▶ **Given instruction**
Find the lines containing the word "High" and copy every one of them.

┌──

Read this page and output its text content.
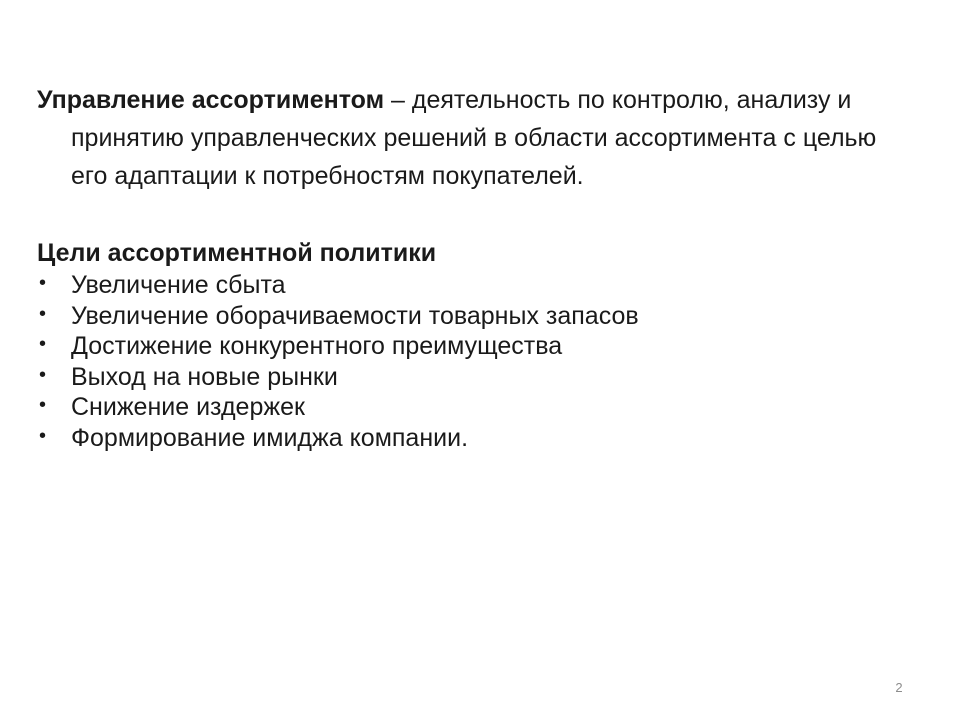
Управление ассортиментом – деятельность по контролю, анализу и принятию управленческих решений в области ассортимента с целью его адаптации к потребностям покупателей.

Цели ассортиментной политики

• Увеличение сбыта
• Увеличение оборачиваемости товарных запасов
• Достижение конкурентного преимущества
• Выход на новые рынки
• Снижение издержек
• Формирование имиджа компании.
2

└──
┌──

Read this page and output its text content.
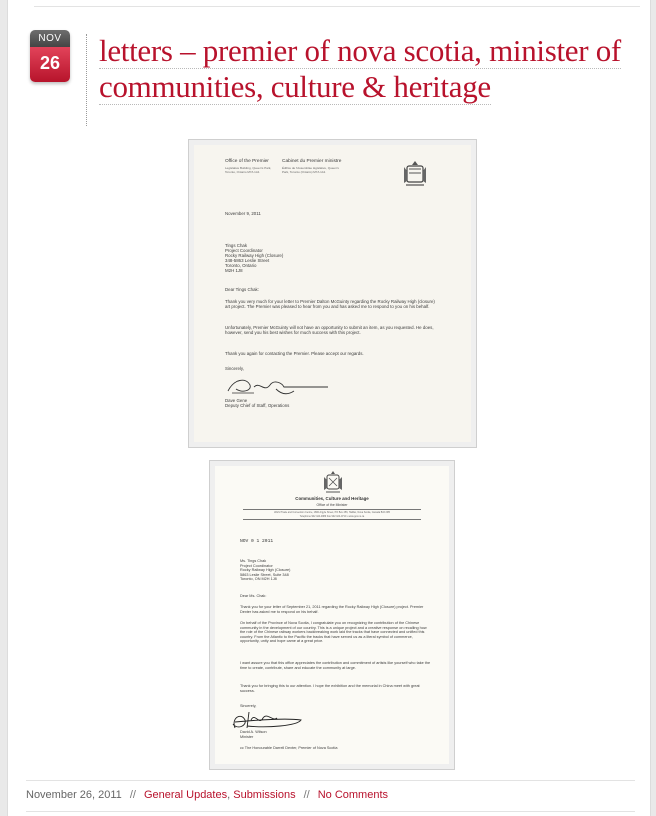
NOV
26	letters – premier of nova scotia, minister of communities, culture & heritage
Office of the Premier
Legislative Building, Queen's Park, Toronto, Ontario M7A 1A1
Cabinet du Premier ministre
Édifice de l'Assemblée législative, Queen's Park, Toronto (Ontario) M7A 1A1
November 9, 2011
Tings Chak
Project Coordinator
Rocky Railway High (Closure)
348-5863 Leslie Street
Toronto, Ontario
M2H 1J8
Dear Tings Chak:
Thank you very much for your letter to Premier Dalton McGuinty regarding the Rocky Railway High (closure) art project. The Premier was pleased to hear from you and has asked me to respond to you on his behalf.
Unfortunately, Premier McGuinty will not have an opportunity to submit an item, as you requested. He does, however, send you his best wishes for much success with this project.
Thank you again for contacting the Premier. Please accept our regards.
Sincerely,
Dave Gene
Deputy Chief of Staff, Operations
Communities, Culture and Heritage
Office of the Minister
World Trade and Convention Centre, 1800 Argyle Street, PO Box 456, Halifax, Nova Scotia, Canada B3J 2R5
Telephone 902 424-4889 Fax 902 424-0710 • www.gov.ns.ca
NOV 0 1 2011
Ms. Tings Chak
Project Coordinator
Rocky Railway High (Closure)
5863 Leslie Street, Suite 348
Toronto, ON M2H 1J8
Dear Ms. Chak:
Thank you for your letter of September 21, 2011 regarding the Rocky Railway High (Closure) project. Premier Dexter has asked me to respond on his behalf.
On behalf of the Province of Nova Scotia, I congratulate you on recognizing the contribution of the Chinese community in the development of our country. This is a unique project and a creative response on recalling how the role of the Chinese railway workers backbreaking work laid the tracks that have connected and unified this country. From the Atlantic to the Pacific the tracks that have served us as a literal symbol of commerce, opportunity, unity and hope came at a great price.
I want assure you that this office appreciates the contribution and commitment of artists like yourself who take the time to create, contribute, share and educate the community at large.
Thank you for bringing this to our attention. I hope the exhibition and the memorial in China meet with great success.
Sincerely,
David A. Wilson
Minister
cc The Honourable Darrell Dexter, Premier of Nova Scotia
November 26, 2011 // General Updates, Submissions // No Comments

└──
┌──

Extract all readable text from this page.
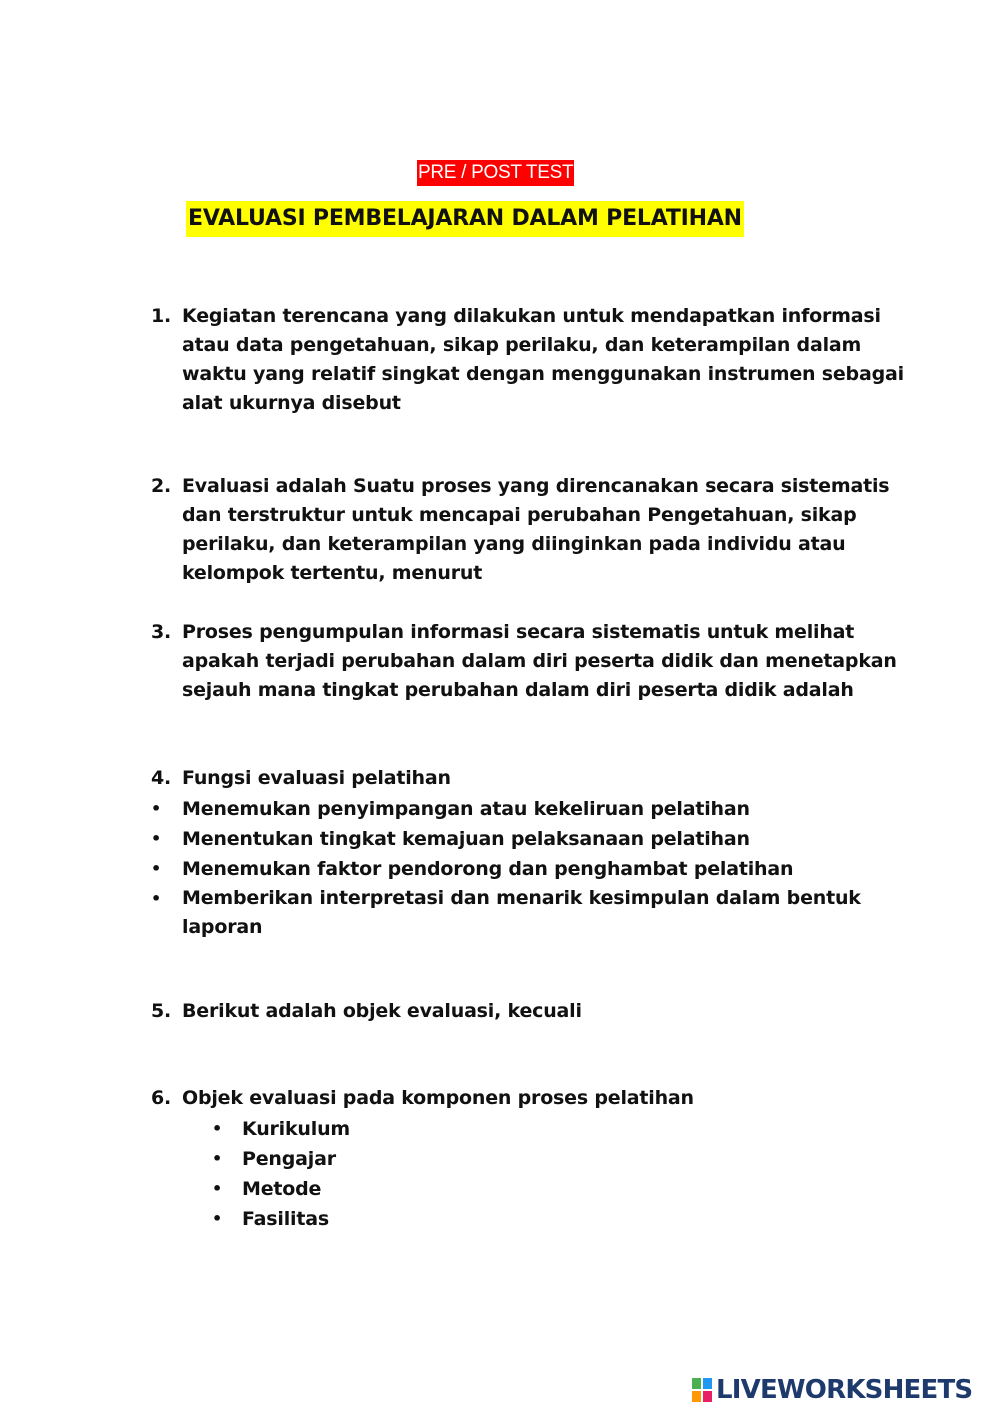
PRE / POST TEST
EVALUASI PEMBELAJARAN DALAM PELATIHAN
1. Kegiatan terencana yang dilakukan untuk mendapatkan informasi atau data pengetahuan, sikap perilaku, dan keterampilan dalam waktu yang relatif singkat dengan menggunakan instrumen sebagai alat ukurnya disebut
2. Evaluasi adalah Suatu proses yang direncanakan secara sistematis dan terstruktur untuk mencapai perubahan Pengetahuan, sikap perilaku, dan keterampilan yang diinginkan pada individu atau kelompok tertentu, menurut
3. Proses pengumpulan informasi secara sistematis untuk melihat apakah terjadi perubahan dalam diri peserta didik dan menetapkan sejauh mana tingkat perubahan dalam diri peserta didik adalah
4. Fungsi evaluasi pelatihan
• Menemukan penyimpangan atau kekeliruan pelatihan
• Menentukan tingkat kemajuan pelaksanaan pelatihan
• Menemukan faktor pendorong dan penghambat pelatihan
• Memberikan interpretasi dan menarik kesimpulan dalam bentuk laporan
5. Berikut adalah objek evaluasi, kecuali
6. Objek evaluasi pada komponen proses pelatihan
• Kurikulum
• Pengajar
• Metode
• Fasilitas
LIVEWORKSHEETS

└──

▶ **Answer to this problem**
Rocky Railway High (Closure)
Thank you very much for your letter to Premier Dalton McGuinty regarding the Rocky Railway High (closure) art project. The Premier was pleased to hear from you and has asked me to respond to you on his behalf.
Rocky Railway High (Closure)
Thank you for your letter of September 21, 2011 regarding the Rocky Railway High (Closure) project. Premier Dexter has asked me to respond on his behalf.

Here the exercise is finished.